- _WHAT YOU NEED TO DO_: Images do not belong in the copy. Retype all the entries below exactly.

##### GIVEN DATA #####

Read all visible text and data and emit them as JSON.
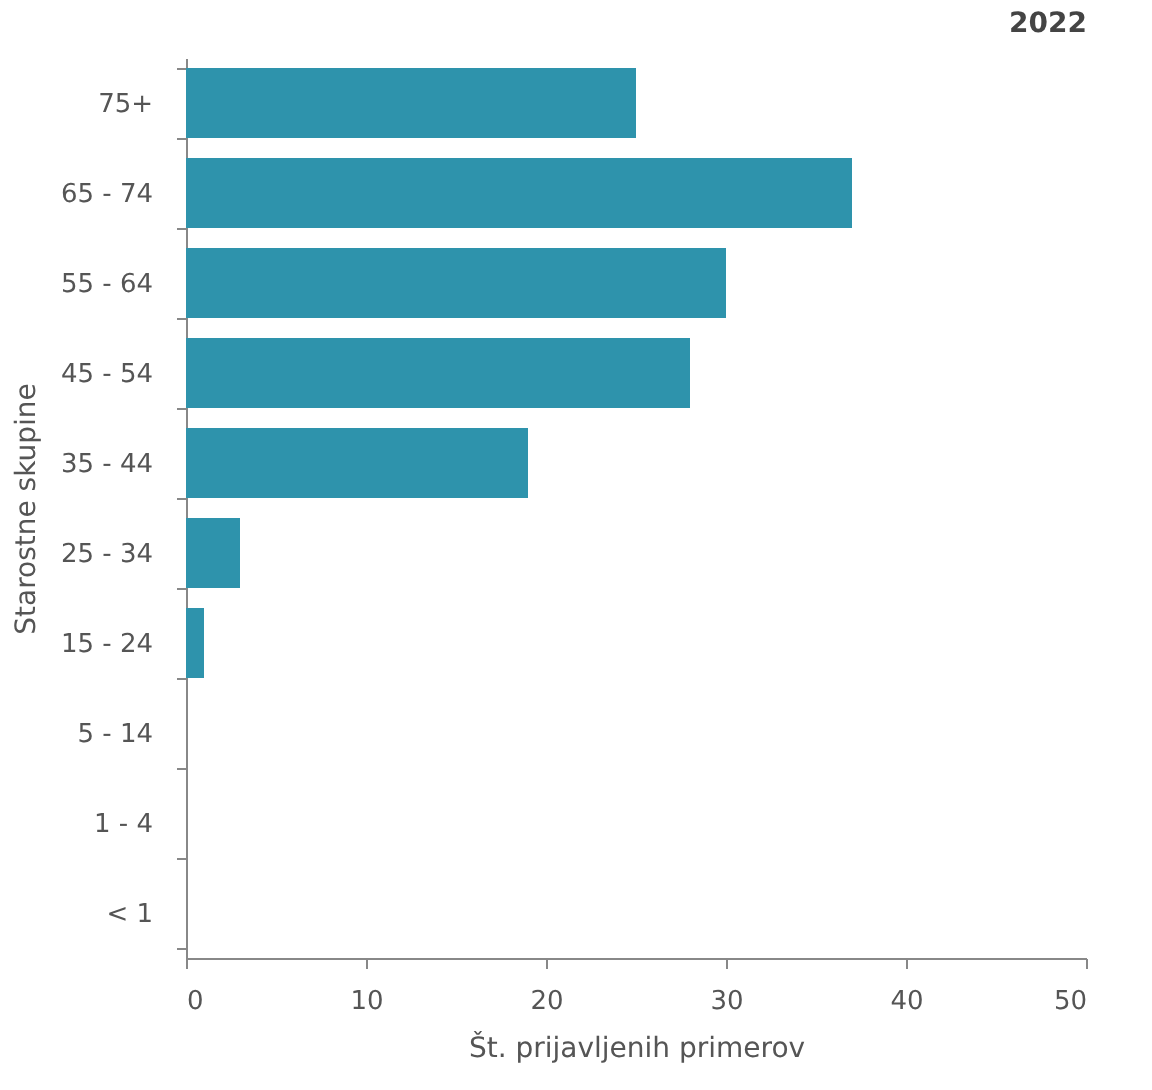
{
  "chart_data": {
    "type": "bar",
    "orientation": "horizontal",
    "title": "2022",
    "xlabel": "Št. prijavljenih primerov",
    "ylabel": "Starostne skupine",
    "categories": [
      "75+",
      "65 - 74",
      "55 - 64",
      "45 - 54",
      "35 - 44",
      "25 - 34",
      "15 - 24",
      "5 - 14",
      "1 - 4",
      "<  1"
    ],
    "values": [
      25,
      37,
      30,
      28,
      19,
      3,
      1,
      0,
      0,
      0
    ],
    "color": "#2e93ac",
    "xlim": [
      0,
      50
    ],
    "xticks": [
      0,
      10,
      20,
      30,
      40,
      50
    ],
    "grid": false
  }
}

#####

- _THE ANSWER_:
Read all visible text and data and emit them as JSON.
{
  "chart_data": {
    "type": "bar",
    "orientation": "horizontal",
    "title": "2022",
    "xlabel": "Št. prijavljenih primerov",
    "ylabel": "Starostne skupine",
    "categories": [
      "75+",
      "65 - 74",
      "55 - 64",
      "45 - 54",
      "35 - 44",
      "25 - 34",
      "15 - 24",
      "5 - 14",
      "1 - 4",
      "<  1"
    ],
    "values": [
      25,
      37,
      30,
      28,
      19,
      3,
      1,
      0,
      0,
      0
    ],
    "color": "#2e93ac",
    "xlim": [
      0,
      50
    ],
    "xticks": [
      0,
      10,
      20,
      30,
      40,
      50
    ],
    "grid": false
  }
}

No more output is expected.